### Problem details
Check each line of the records below and collect those holding "That".

(Records from a dataset)
::::::::

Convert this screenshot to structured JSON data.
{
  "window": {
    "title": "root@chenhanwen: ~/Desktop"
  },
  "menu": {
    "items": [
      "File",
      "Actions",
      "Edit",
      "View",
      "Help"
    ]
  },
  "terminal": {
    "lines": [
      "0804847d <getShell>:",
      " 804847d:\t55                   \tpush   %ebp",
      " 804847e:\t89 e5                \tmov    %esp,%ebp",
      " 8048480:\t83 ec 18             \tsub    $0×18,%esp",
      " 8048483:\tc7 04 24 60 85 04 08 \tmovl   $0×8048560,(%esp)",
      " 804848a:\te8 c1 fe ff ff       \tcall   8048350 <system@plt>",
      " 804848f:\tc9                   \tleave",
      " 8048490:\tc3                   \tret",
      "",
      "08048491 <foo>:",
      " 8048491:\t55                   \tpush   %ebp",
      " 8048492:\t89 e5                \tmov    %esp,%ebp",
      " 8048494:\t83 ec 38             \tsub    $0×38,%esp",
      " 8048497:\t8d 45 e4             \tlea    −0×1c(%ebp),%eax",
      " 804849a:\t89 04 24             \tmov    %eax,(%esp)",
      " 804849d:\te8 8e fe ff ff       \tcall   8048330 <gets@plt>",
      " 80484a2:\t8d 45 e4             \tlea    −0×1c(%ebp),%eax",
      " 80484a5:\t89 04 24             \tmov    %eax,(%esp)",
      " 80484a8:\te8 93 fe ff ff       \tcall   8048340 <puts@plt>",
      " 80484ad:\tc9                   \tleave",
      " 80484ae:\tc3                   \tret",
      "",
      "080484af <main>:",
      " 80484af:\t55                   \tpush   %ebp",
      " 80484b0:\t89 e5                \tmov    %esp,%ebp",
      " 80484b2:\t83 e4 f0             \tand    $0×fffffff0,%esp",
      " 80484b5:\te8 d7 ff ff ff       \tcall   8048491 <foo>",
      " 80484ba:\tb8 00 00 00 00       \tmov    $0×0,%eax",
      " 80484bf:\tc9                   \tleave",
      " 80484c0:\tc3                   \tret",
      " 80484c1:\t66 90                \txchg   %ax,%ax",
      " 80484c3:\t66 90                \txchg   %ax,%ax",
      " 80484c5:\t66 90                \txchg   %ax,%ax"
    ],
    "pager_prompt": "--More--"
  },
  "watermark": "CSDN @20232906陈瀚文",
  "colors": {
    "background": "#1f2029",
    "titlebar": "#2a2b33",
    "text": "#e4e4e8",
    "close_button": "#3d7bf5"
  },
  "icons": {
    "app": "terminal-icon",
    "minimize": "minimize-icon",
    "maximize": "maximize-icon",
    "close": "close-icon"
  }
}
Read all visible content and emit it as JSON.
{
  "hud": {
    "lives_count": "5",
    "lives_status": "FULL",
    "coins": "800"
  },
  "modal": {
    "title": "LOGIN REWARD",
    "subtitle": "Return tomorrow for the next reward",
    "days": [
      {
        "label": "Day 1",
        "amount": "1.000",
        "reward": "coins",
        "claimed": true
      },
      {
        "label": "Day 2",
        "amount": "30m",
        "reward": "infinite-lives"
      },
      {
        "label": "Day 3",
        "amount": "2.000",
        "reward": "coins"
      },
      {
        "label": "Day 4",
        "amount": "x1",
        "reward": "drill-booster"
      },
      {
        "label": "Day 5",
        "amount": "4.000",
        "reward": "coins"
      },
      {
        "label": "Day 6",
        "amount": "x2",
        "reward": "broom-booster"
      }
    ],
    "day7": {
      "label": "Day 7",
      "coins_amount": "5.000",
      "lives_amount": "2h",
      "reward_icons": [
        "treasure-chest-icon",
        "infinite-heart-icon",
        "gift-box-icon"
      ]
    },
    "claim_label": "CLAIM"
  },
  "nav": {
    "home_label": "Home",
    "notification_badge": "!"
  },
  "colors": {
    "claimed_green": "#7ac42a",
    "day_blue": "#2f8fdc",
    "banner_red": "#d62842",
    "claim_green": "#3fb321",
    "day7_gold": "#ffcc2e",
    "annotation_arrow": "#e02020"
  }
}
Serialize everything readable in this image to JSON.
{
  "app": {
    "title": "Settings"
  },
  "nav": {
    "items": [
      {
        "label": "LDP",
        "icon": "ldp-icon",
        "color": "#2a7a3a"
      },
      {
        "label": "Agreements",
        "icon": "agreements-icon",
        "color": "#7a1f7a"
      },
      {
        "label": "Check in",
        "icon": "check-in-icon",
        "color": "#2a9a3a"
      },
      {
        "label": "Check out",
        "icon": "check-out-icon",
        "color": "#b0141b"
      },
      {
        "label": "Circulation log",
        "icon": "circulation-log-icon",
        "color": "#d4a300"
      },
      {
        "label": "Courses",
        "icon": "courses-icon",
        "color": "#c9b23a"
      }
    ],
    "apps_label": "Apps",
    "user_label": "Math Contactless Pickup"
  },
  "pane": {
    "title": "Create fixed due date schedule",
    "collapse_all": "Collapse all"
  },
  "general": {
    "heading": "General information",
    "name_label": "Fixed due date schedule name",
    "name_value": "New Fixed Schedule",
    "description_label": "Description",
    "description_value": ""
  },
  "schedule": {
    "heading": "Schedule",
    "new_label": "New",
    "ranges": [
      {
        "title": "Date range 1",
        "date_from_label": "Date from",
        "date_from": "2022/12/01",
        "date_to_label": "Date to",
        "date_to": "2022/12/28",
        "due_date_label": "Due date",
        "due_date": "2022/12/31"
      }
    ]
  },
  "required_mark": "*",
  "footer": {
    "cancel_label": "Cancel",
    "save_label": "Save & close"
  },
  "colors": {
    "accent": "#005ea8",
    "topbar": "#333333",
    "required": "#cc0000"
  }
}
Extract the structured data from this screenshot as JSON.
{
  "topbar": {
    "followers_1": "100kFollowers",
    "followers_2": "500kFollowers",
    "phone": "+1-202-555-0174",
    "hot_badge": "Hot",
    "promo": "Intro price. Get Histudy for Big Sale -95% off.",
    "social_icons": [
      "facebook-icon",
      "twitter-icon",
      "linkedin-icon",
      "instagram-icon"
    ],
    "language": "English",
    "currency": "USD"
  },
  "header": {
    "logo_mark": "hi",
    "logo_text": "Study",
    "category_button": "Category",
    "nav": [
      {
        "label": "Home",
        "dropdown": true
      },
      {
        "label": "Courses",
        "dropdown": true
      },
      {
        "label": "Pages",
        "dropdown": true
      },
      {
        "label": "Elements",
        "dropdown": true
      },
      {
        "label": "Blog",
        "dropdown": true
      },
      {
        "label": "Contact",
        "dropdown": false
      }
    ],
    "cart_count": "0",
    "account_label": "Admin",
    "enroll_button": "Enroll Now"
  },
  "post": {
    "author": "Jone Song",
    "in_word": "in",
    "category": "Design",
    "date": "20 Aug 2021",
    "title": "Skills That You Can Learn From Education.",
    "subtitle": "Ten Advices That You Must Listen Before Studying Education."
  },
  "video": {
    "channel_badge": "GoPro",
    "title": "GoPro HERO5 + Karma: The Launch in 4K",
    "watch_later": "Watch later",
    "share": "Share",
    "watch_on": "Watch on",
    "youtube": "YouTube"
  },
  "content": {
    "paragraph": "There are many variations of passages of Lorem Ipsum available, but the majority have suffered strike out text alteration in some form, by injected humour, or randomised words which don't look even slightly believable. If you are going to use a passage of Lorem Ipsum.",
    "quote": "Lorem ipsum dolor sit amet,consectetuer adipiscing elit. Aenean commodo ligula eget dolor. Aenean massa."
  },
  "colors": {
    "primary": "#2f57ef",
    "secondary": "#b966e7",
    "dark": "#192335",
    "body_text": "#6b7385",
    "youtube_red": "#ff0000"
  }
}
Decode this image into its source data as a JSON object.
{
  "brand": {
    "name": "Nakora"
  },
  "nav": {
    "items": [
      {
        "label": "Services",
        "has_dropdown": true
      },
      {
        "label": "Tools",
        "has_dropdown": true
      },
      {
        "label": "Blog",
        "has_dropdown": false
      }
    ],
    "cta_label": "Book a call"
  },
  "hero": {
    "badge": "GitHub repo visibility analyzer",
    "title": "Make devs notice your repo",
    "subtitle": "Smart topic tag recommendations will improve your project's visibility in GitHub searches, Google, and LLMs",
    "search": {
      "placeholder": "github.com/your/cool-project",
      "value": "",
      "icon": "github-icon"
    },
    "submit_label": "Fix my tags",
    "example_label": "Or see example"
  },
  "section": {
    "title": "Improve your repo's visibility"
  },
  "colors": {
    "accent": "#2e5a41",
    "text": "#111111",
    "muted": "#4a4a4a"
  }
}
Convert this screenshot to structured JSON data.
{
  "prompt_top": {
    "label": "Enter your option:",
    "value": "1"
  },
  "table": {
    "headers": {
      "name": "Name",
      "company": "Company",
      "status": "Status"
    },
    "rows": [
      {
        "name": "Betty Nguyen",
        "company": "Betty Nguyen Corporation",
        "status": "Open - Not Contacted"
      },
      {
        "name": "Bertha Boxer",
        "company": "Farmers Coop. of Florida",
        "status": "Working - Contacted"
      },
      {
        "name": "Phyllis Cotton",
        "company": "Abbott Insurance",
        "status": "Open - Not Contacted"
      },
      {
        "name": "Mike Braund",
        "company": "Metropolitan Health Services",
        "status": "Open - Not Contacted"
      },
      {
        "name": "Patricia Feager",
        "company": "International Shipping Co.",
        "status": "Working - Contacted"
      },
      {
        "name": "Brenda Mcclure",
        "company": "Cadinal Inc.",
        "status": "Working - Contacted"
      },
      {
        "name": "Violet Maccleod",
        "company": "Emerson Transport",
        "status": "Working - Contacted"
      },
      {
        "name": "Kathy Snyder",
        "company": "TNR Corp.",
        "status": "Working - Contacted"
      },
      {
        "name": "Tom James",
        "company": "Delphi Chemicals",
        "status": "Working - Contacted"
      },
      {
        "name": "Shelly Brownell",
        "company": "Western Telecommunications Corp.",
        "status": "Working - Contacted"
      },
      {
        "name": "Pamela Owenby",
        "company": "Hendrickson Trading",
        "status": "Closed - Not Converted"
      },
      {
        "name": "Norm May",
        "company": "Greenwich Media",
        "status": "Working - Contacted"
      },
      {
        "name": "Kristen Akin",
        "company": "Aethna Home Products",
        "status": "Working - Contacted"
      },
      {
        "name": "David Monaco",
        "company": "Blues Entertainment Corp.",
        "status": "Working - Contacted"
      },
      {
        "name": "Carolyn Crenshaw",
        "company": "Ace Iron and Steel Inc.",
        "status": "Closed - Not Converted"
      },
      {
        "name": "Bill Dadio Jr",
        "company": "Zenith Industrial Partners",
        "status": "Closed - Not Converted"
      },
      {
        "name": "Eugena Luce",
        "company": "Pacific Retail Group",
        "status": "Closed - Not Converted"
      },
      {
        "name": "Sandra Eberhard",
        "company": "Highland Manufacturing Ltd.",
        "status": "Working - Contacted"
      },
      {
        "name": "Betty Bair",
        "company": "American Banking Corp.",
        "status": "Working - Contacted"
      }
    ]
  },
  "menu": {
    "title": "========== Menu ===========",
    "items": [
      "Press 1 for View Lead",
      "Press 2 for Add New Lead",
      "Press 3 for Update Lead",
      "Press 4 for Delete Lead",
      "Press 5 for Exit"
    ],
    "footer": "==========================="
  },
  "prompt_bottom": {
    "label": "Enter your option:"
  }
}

::::::::

### Task response
    "title": "Skills That You Can Learn From Education.",
    "subtitle": "Ten Advices That You Must Listen Before Studying Education."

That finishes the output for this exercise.